THE EXERCISE: Only the number is wanted: how many lines contain "name"?

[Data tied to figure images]
◇ ◇ ◇ ◇ ◇

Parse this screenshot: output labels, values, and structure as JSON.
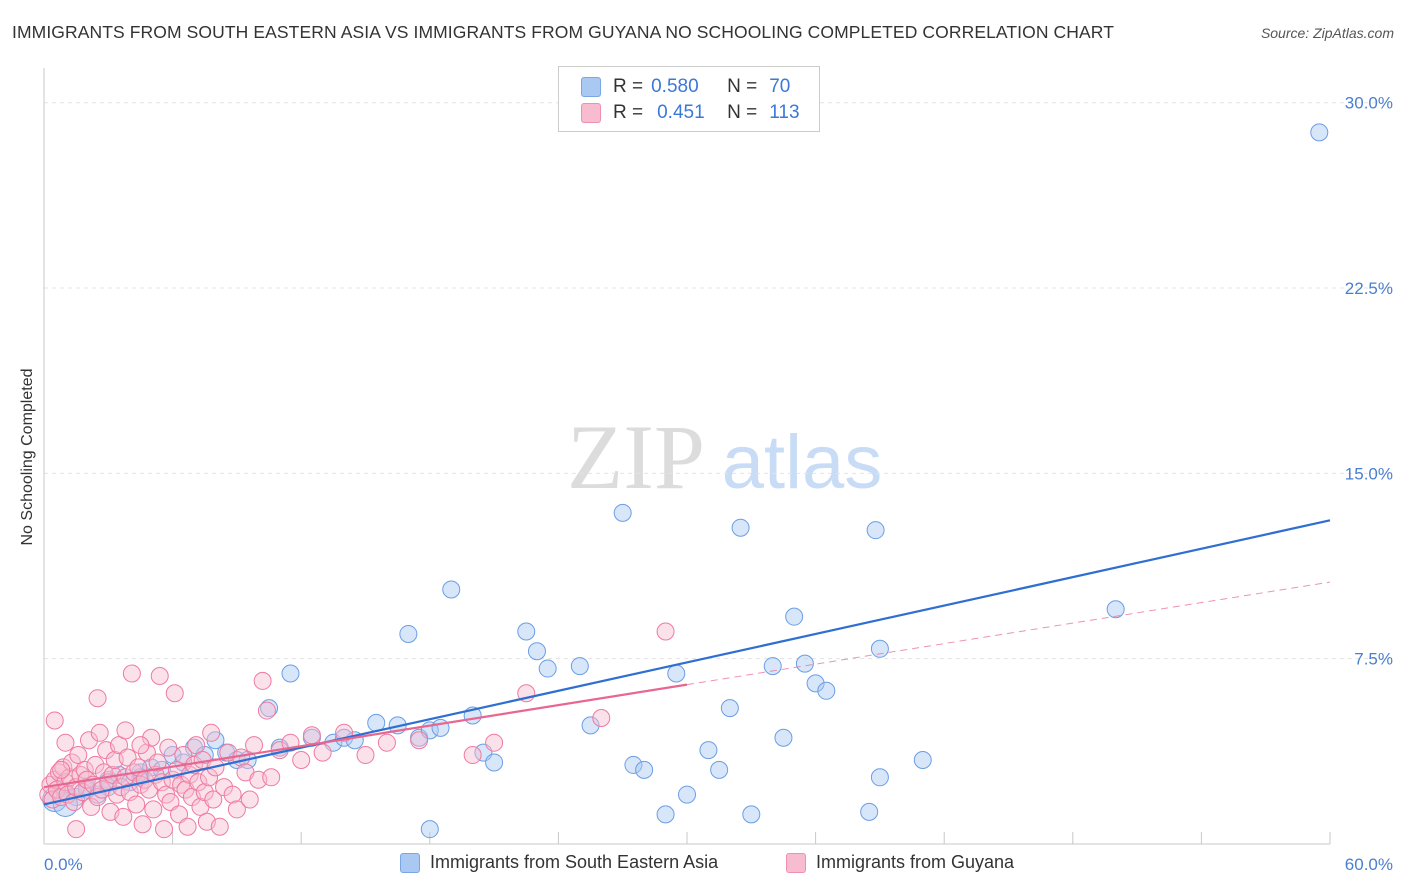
{
  "title": "IMMIGRANTS FROM SOUTH EASTERN ASIA VS IMMIGRANTS FROM GUYANA NO SCHOOLING COMPLETED CORRELATION CHART",
  "source": "Source: ZipAtlas.com",
  "ylabel": "No Schooling Completed",
  "watermark": {
    "zip": "ZIP",
    "atlas": "atlas"
  },
  "legend": {
    "r_label": "R =",
    "n_label": "N =",
    "series": [
      {
        "r": "0.580",
        "n": "70",
        "color": "#a9c8f2",
        "border": "#7aa6e4"
      },
      {
        "r": "0.451",
        "n": "113",
        "color": "#f7bcd0",
        "border": "#ee90b0"
      }
    ]
  },
  "bottom_legend": [
    "Immigrants from South Eastern Asia",
    "Immigrants from Guyana"
  ],
  "chart_data": {
    "type": "scatter",
    "xlim": [
      0,
      60
    ],
    "ylim": [
      0,
      31
    ],
    "x_tick_labels": [
      "0.0%",
      "60.0%"
    ],
    "y_ticks": [
      7.5,
      15.0,
      22.5,
      30.0
    ],
    "y_tick_labels": [
      "7.5%",
      "15.0%",
      "22.5%",
      "30.0%"
    ],
    "grid": true,
    "series": [
      {
        "name": "Immigrants from South Eastern Asia",
        "color": "#6a9ee6",
        "fill": "rgba(168,200,242,0.45)",
        "trend": {
          "x": [
            0,
            60
          ],
          "y": [
            1.6,
            13.1
          ],
          "dashed_from": null
        },
        "points": [
          [
            0.5,
            1.8
          ],
          [
            1.0,
            2.1
          ],
          [
            1.5,
            1.9
          ],
          [
            2.0,
            2.3
          ],
          [
            2.5,
            2.0
          ],
          [
            3.0,
            2.6
          ],
          [
            3.5,
            2.8
          ],
          [
            4.0,
            2.5
          ],
          [
            4.5,
            2.9
          ],
          [
            5.0,
            3.1
          ],
          [
            5.5,
            3.0
          ],
          [
            6.0,
            3.6
          ],
          [
            6.5,
            3.3
          ],
          [
            7.0,
            3.9
          ],
          [
            7.5,
            3.6
          ],
          [
            8.0,
            4.2
          ],
          [
            8.5,
            3.7
          ],
          [
            9.0,
            3.4
          ],
          [
            9.5,
            3.4
          ],
          [
            10.5,
            5.5
          ],
          [
            11.0,
            3.9
          ],
          [
            11.5,
            6.9
          ],
          [
            12.5,
            4.3
          ],
          [
            13.5,
            4.1
          ],
          [
            14.0,
            4.3
          ],
          [
            14.5,
            4.2
          ],
          [
            15.5,
            4.9
          ],
          [
            16.5,
            4.8
          ],
          [
            17.0,
            8.5
          ],
          [
            17.5,
            4.3
          ],
          [
            18.0,
            4.6
          ],
          [
            18.5,
            4.7
          ],
          [
            19.0,
            10.3
          ],
          [
            20.0,
            5.2
          ],
          [
            20.5,
            3.7
          ],
          [
            21.0,
            3.3
          ],
          [
            22.5,
            8.6
          ],
          [
            23.0,
            7.8
          ],
          [
            23.5,
            7.1
          ],
          [
            25.0,
            7.2
          ],
          [
            25.5,
            4.8
          ],
          [
            27.0,
            13.4
          ],
          [
            27.5,
            3.2
          ],
          [
            28.0,
            3.0
          ],
          [
            29.5,
            6.9
          ],
          [
            29.0,
            1.2
          ],
          [
            30.0,
            2.0
          ],
          [
            31.0,
            3.8
          ],
          [
            31.5,
            3.0
          ],
          [
            32.0,
            5.5
          ],
          [
            32.5,
            12.8
          ],
          [
            33.0,
            1.2
          ],
          [
            34.0,
            7.2
          ],
          [
            34.5,
            4.3
          ],
          [
            35.0,
            9.2
          ],
          [
            35.5,
            7.3
          ],
          [
            36.0,
            6.5
          ],
          [
            36.5,
            6.2
          ],
          [
            38.5,
            1.3
          ],
          [
            39.0,
            2.7
          ],
          [
            38.8,
            12.7
          ],
          [
            39.0,
            7.9
          ],
          [
            41.0,
            3.4
          ],
          [
            18.0,
            0.6
          ],
          [
            1.0,
            1.6
          ],
          [
            2.0,
            2.2
          ],
          [
            3.0,
            2.3
          ],
          [
            4.5,
            2.7
          ],
          [
            50.0,
            9.5
          ],
          [
            59.5,
            28.8
          ]
        ]
      },
      {
        "name": "Immigrants from Guyana",
        "color": "#ee7ba0",
        "fill": "rgba(247,188,208,0.45)",
        "trend": {
          "x": [
            0,
            60
          ],
          "y": [
            2.3,
            10.6
          ],
          "dashed_from": 30
        },
        "points": [
          [
            0.2,
            2.0
          ],
          [
            0.3,
            2.4
          ],
          [
            0.4,
            1.8
          ],
          [
            0.5,
            2.6
          ],
          [
            0.6,
            2.2
          ],
          [
            0.7,
            2.9
          ],
          [
            0.8,
            1.9
          ],
          [
            0.9,
            3.1
          ],
          [
            1.0,
            2.5
          ],
          [
            1.1,
            2.0
          ],
          [
            1.2,
            2.7
          ],
          [
            1.3,
            3.3
          ],
          [
            1.4,
            1.7
          ],
          [
            1.5,
            2.3
          ],
          [
            1.6,
            3.6
          ],
          [
            1.7,
            2.8
          ],
          [
            1.8,
            2.1
          ],
          [
            1.9,
            3.0
          ],
          [
            2.0,
            2.6
          ],
          [
            2.1,
            4.2
          ],
          [
            2.2,
            1.5
          ],
          [
            2.3,
            2.4
          ],
          [
            2.4,
            3.2
          ],
          [
            2.5,
            1.9
          ],
          [
            2.6,
            4.5
          ],
          [
            2.7,
            2.2
          ],
          [
            2.8,
            2.9
          ],
          [
            2.9,
            3.8
          ],
          [
            3.0,
            2.5
          ],
          [
            3.1,
            1.3
          ],
          [
            3.2,
            2.8
          ],
          [
            3.3,
            3.4
          ],
          [
            3.4,
            2.0
          ],
          [
            3.5,
            4.0
          ],
          [
            3.6,
            2.3
          ],
          [
            3.7,
            1.1
          ],
          [
            3.8,
            2.7
          ],
          [
            3.9,
            3.5
          ],
          [
            4.0,
            2.1
          ],
          [
            4.1,
            6.9
          ],
          [
            4.2,
            2.9
          ],
          [
            4.3,
            1.6
          ],
          [
            4.4,
            3.1
          ],
          [
            4.5,
            2.4
          ],
          [
            4.6,
            0.8
          ],
          [
            4.7,
            2.6
          ],
          [
            4.8,
            3.7
          ],
          [
            4.9,
            2.2
          ],
          [
            5.0,
            4.3
          ],
          [
            5.1,
            1.4
          ],
          [
            5.2,
            2.8
          ],
          [
            5.3,
            3.3
          ],
          [
            5.4,
            6.8
          ],
          [
            5.5,
            2.5
          ],
          [
            5.6,
            0.6
          ],
          [
            5.7,
            2.0
          ],
          [
            5.8,
            3.9
          ],
          [
            5.9,
            1.7
          ],
          [
            6.0,
            2.6
          ],
          [
            6.1,
            6.1
          ],
          [
            6.2,
            3.0
          ],
          [
            6.3,
            1.2
          ],
          [
            6.4,
            2.4
          ],
          [
            6.5,
            3.6
          ],
          [
            6.6,
            2.2
          ],
          [
            6.7,
            0.7
          ],
          [
            6.8,
            2.8
          ],
          [
            6.9,
            1.9
          ],
          [
            7.0,
            3.2
          ],
          [
            7.1,
            4.0
          ],
          [
            7.2,
            2.5
          ],
          [
            7.3,
            1.5
          ],
          [
            7.4,
            3.4
          ],
          [
            7.5,
            2.1
          ],
          [
            7.6,
            0.9
          ],
          [
            7.7,
            2.7
          ],
          [
            7.8,
            4.5
          ],
          [
            7.9,
            1.8
          ],
          [
            8.0,
            3.1
          ],
          [
            8.2,
            0.7
          ],
          [
            8.4,
            2.3
          ],
          [
            8.6,
            3.7
          ],
          [
            8.8,
            2.0
          ],
          [
            9.0,
            1.4
          ],
          [
            9.2,
            3.5
          ],
          [
            9.4,
            2.9
          ],
          [
            9.6,
            1.8
          ],
          [
            9.8,
            4.0
          ],
          [
            10.0,
            2.6
          ],
          [
            10.2,
            6.6
          ],
          [
            10.4,
            5.4
          ],
          [
            10.6,
            2.7
          ],
          [
            11.0,
            3.8
          ],
          [
            11.5,
            4.1
          ],
          [
            12.0,
            3.4
          ],
          [
            12.5,
            4.4
          ],
          [
            13.0,
            3.7
          ],
          [
            14.0,
            4.5
          ],
          [
            15.0,
            3.6
          ],
          [
            16.0,
            4.1
          ],
          [
            17.5,
            4.2
          ],
          [
            20.0,
            3.6
          ],
          [
            21.0,
            4.1
          ],
          [
            22.5,
            6.1
          ],
          [
            26.0,
            5.1
          ],
          [
            29.0,
            8.6
          ],
          [
            0.5,
            5.0
          ],
          [
            1.0,
            4.1
          ],
          [
            1.5,
            0.6
          ],
          [
            0.8,
            3.0
          ],
          [
            2.5,
            5.9
          ],
          [
            3.8,
            4.6
          ],
          [
            4.5,
            4.0
          ]
        ]
      }
    ]
  }
}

◇ ◇ ◇ ◇ ◇

RESPONSE TO THE EXERCISE: 2